Une manifestation contre le protocole d'abattage des troupeaux
Des agriculteurs s'étaient réunis à Auch, deux jours après Noël, pour protester contre le protocole d'abattage obligatoire imposé par le gouvernement aux troupeaux touchés par la dermatose nodulaire contagieuse. Du foin a été déversé devant la préfecture et du fumier a été aspergé sur les locaux de La Dépêche du Midi, comme le montrent les images ci-dessous, filmées le lendemain par le journal.
🚜 Une action menée par des agriculteurs de la Coordination rurale du Gers a entraîné des dégradations dans le centre-ville d'Auch, dans la nuit du 27 décembre 2025. Du fumier a notamment été déversé devant l'agence locale de La Dépêche du Midi. pic.twitter.com/DCLXFFXiW8
Pour mener cette opération d'épandage, un tracteur a été positionné en travers de la route. Des CRS sont intervenus pour demander au conducteur de "cesser son action etd'immobiliser son engin", rapporte la préfecture. "Malgré ces injonctions", l'agriculteur a entamé une manœuvre et avancé vers les policiers, les obligeant à faire des "sommations avec sortie d'arme", selon le récit des services de l'Etat.

* [Objectifs]:
- a) D'après le texte sur la manifestation d'Auch, pourquoi les policiers ont-ils été obligés de faire des sommations avec sortie d'arme ? Répondez en une à trois phrases.
- b) Dans le texte sur la manifestation d'Auch, où du foin a-t-il été déversé ?
- c) Poursuivez le texte sur la manifestation d'Auch à partir de sa dernière phrase.

* [Extraits des items]:
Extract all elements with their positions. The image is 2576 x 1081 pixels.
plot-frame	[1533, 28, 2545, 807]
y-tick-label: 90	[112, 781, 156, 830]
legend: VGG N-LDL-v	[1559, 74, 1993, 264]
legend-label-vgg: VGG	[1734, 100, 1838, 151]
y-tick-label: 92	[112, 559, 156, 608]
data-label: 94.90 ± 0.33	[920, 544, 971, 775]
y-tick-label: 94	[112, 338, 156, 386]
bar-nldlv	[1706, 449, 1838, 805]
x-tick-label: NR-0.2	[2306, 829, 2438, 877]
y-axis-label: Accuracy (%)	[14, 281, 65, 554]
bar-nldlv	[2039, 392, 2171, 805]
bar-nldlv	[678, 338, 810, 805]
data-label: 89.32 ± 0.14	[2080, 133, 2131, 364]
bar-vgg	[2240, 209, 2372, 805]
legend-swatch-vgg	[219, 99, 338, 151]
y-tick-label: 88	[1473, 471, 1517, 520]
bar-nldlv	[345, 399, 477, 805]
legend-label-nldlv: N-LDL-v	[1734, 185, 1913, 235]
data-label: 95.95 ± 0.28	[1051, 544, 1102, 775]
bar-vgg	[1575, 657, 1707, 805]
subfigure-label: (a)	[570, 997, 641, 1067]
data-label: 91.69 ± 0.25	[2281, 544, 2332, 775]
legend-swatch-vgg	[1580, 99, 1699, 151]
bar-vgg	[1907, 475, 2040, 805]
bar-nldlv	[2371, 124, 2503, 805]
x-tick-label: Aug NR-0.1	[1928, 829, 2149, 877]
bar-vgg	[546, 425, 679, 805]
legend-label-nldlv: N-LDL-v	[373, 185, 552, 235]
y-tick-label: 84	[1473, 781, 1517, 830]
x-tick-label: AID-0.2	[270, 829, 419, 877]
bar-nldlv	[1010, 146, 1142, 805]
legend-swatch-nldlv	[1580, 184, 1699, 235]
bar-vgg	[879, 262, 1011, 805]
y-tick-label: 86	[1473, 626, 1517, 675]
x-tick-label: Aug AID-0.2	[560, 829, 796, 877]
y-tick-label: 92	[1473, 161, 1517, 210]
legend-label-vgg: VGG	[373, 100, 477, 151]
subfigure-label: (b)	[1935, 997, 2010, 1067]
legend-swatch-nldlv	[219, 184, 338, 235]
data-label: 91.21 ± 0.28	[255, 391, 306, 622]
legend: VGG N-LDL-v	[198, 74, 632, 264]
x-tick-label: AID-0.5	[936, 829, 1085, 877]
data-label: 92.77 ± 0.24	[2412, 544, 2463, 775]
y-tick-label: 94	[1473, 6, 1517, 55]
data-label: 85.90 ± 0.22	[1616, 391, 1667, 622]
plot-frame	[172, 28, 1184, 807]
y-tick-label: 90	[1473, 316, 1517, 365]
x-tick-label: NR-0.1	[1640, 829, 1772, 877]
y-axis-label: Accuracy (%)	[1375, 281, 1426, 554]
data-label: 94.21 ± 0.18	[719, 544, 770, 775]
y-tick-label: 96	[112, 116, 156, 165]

* [Réponses finales]:
- a) Selon le récit des services de l'État, l'agriculteur au volant du tracteur a entamé une manœuvre et avancé vers les policiers malgré leurs injonctions de cesser son action. C'est ce qui les a obligés à faire des sommations avec sortie d'arme.

- b) Devant la préfecture.

- c)
Différentes vidéos de la scène ont été diffusées sur les réseaux sociaux. Sur l'une d'elles, filmée depuis le tracteur et relayée sur Facebook par Jérôme Courrèges, président de la Coordination rurale du Gers, on entend à plusieurs reprises des policiers demander calmement à l'agriculteur d'arrêter son véhicule. "Je n'y vois rien", répond le conducteur, tout en reculant légèrement. Selon la Coordination rurale, qui dénonce une scène "lunaire", l'agriculteur "ne faisait que repositionner ses roues sur la route".
L'agriculteur a finalement arrêté le moteur de son tracteur, avant d'être interpellé et placé en garde à vue vers 23 heures. "Le calme est revenu très rapidement sur place et les manifestants présents ont rapidement engagé le nettoyage de leurs méfaits", conclut la préfecture. L'agriculteur arrêté a, lui, été relâché vers 4 heures, selon la Coordination rurale.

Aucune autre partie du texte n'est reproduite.